[Opening Text under study section]
Vinicio Espinal

Personal information
- Full name: Vinicio Edwards Espinal Marte
- Date of birth: 14 November 1982 (age 43)
- Place of birth: Santo Domingo, Dominican Republic
- Height: 1.78 m (5 ft 10 in)
- Position: Midfielder

Team information
- Current team: Casertana (head coach)

Senior career*
- Years: Team / Apps / (Gls)
- 1999–2004: Atalanta / 14 / (0)
- 2003: → Taranto (loan) / 1 / (0)
- 2003–2004: → Palazzolo (loan) / 28 / (3)
- 2004–2007: Monza / 81 / (13)
- 2007–2008: Crotone / 59 / (11)
- 2009–2011: Portosummaga / 72 / (3)
- 2011–2013: Pro Vercelli / 46 / (2)
- 2013–2014: Benevento / 24 / (0)
- 2014–2015: Unione Venezia / 18 / (0)
- 2015–2016: Lecco / 6 / (0)
- 2016–2017: Pontisola / 48 / (2)
- 2017–2020: Virtus Bergamo / 82 / (11)
- 2020–2021: Mapello

International career
- 2004–2019: Dominican Republic / 5 / (0)

Managerial career
- 2021: Mapello
- 2022–2023: Ospitaletto
- 2023: Folgore Caratese
- 2024: Gozzano
- 2024–2025: Real Calepina
- 2025–2026: Giana Erminio
- 2026–: Casertana

= Vinicio Espinal =

Dominican football player

Vinicio Edwards Espinal Marte (born 14 November 1982) is a Dominican football coach and a former player who is the head coach of club Casertana.

A former Serie A player, he is the twin brother of José Espinal and also holds Italian nationality.

==Club career==
Espinal emigrated to Italy in 1991, where he played with Serie A team Atalanta. He moved to Calcio Portogruaro Summaga in Serie C1 during January 2009.
[Closing Text under study section]
■ Instructions
1) In the Vinicio Espinal article, in what year did he emigrate to Italy?
2) Render this sentence from the Vinicio Espinal article in Spanish: "He moved to Calcio Portogruaro Summaga in Serie C1 during January 2009."
3) Go on with the Vinicio Espinal article, starting after its last sentence.
[Opening Information given section]
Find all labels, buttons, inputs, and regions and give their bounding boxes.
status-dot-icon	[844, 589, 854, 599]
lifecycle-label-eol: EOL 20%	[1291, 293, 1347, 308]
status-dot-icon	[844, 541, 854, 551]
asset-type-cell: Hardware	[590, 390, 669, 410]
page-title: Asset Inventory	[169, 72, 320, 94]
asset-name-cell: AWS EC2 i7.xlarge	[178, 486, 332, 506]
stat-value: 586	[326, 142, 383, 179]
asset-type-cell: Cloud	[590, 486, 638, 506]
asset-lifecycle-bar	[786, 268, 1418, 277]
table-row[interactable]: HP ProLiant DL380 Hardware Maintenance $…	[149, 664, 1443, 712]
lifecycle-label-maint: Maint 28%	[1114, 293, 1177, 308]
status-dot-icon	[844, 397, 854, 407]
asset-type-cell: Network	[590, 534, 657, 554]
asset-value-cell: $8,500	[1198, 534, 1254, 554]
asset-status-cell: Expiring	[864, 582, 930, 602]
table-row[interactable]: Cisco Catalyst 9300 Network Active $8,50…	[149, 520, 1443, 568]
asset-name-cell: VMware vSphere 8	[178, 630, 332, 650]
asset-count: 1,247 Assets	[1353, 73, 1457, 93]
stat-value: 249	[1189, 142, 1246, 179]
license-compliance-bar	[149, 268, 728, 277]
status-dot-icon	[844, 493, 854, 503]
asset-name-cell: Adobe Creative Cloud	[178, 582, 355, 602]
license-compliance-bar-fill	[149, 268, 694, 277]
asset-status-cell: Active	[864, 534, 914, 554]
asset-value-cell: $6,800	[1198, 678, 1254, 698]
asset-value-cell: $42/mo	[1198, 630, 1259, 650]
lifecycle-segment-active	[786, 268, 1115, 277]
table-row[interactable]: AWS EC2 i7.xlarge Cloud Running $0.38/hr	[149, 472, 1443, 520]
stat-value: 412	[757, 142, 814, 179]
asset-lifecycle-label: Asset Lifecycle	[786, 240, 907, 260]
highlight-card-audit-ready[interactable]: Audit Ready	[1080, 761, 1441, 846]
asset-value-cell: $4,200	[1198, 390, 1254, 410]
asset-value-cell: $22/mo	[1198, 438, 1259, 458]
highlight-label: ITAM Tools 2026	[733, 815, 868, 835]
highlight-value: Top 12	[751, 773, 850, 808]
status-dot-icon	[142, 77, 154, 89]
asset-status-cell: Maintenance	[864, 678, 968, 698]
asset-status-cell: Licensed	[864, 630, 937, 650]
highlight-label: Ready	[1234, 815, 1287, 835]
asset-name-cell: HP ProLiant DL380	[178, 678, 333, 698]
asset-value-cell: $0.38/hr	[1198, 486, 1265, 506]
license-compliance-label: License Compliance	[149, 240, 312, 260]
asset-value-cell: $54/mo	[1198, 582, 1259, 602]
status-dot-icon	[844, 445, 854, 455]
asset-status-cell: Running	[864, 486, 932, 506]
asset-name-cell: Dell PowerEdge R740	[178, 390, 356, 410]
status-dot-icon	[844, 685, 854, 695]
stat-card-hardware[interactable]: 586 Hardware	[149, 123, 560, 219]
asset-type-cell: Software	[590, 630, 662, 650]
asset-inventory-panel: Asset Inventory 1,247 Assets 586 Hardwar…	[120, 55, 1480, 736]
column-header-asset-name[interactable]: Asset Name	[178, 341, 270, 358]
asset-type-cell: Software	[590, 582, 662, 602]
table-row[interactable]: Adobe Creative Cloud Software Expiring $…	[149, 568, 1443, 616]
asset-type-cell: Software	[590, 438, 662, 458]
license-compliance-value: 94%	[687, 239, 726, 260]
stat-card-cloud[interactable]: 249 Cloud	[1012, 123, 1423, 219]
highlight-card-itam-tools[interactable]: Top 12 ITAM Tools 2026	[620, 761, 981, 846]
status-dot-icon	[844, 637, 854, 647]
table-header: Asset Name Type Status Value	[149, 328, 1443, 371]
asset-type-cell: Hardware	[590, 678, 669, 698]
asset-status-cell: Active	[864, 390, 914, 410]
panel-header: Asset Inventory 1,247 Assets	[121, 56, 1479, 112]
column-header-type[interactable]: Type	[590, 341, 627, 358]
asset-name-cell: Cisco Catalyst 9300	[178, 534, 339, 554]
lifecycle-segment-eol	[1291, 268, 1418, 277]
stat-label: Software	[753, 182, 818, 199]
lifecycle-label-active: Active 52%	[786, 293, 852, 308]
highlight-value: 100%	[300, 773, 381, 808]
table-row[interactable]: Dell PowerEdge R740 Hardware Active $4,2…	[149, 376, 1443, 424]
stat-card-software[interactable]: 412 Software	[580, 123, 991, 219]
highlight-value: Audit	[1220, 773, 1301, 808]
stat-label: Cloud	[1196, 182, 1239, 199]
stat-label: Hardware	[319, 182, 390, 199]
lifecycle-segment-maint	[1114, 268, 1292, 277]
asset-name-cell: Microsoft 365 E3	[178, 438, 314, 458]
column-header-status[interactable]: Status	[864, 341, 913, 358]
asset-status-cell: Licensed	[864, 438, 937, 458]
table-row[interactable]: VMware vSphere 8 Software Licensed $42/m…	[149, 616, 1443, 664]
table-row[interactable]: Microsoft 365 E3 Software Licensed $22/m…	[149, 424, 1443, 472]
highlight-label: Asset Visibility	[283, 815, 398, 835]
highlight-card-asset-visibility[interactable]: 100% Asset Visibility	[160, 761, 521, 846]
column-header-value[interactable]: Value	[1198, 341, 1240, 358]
[Closing Information given section]
■ Responses by task
1) 1991

2) Se trasladó al Calcio Portogruaro Summaga, de la Serie C1, en enero de 2009.

3)
==International career==
Espinal is a holding midfielder and has several caps under his belt for the Dominican Republic.

He also holds an Italian passport.

==Coaching career==
In May 2021, Espinal, while still playing with them, was promoted to head coach of Eccellenza amateurs Mapello.

On 15 July 2021, he left Mapello to accept an offer from Lazio to become a member of Maurizio Sarri's coaching staff.

On 10 June 2022, after having spent a season as an assistant coach for the Lazio Under-19 team, Espinal was announced as the new head coach of Eccellenza amateurs Ospitaletto.

On 31 May 2023, Serie D club Crema announced the hiring of Espinal as their new head coach for the 2023–24 season; however, the appointment was not formalized eventually, and Crema announced later in July to have parted ways with Espinal. A few days later, he was unveiled as the new head coach of fellow Serie D club Folgore Caratese. He was dismissed, together with his assistant and brother José Espinal, on 6 October 2023.

On 1 March 2024, Espinal was hired by Serie D club Gozzano as their new head coach. He left Gozzano by the end of the season after guiding them to safety, then accepting the head coaching role at fellow Serie D club Real Calepina. He departed from Real Calepina by the end of the season, after a positive campaign with the club.

On 24 June 2025, Serie C club Giana Erminio unveiled Espinal as their new head coach for the club's 2025–26 Serie C campaign.

==Honours==
===Player===
- Portogruaro
- Serie C1: 2009–10 (Group A)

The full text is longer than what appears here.